***** DATA FOR PROCESSING
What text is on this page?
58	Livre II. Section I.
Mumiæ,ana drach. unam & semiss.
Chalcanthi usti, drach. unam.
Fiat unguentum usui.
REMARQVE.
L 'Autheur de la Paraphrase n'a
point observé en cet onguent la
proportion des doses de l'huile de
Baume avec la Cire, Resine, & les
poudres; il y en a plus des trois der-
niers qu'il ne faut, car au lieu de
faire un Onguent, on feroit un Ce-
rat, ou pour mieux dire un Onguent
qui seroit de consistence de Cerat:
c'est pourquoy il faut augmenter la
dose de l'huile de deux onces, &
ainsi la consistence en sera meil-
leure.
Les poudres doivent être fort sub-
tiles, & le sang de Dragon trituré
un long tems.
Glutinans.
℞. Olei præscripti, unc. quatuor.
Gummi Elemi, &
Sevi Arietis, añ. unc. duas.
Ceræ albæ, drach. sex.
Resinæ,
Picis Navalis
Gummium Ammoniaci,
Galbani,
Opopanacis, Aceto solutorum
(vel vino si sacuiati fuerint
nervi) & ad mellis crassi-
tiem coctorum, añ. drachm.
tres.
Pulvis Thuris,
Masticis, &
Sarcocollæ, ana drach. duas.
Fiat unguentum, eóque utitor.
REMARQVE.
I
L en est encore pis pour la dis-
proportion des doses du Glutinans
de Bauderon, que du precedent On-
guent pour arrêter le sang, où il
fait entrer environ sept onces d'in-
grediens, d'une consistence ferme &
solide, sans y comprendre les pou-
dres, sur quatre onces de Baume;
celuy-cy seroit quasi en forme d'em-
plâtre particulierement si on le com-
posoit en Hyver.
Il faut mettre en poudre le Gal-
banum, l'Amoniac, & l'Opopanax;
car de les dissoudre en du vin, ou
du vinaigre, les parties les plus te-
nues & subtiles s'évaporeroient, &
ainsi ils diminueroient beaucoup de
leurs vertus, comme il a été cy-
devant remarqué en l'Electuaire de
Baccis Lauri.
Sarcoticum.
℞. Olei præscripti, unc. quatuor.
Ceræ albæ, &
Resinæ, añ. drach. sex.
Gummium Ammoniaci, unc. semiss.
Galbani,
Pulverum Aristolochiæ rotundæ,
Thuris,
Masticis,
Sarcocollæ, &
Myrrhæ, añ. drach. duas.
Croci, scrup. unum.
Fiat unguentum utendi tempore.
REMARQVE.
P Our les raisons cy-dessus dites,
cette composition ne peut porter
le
**********
***** DATA FOR PROCESSING
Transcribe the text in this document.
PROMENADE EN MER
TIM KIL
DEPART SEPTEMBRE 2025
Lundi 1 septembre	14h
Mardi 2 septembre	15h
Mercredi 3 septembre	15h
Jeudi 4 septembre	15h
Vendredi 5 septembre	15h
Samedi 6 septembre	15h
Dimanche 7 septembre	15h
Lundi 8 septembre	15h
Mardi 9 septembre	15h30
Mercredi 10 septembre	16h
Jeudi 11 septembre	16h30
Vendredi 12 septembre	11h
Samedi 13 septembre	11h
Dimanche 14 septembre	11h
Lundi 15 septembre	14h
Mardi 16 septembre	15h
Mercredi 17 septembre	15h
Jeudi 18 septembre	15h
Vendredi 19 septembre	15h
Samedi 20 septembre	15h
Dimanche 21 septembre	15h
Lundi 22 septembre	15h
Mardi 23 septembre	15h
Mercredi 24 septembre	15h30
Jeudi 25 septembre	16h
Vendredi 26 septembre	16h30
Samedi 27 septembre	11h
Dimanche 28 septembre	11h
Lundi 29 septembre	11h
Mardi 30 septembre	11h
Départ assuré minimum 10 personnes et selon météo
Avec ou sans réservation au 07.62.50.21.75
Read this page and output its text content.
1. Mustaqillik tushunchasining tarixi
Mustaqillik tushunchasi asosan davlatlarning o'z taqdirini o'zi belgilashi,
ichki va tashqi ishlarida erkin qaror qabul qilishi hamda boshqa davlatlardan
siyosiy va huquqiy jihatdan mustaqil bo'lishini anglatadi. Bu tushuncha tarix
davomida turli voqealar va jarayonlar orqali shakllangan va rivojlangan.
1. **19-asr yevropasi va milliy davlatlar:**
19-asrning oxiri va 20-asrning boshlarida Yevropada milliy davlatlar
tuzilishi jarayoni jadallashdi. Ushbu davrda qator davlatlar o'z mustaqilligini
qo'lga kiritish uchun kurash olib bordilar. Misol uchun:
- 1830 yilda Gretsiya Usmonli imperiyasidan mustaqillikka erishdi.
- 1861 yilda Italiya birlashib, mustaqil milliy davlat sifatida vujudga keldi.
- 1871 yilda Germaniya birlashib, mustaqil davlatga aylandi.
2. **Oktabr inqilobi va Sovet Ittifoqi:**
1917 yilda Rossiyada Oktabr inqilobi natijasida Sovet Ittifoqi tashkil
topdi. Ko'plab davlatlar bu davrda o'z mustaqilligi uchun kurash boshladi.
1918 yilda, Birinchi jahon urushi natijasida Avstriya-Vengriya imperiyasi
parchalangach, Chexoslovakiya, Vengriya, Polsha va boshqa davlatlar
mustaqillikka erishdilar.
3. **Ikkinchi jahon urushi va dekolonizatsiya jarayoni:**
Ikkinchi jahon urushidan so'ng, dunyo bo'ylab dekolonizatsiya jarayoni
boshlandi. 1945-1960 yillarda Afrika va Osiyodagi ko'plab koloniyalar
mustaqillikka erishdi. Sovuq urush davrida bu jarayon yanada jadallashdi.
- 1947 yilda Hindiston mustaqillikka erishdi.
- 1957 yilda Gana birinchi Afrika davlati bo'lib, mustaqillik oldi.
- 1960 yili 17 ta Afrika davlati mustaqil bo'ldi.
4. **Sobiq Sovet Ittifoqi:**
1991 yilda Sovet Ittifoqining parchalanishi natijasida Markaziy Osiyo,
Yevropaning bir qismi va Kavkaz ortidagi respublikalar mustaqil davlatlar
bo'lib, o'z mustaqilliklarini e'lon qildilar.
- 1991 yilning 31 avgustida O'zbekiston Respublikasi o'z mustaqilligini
**********
#### SET EXERCISE
Using the records above, say how many lines include the string "Sovet". Only the number is wanted.

#### SOLUTION TO THE EXERCISE
4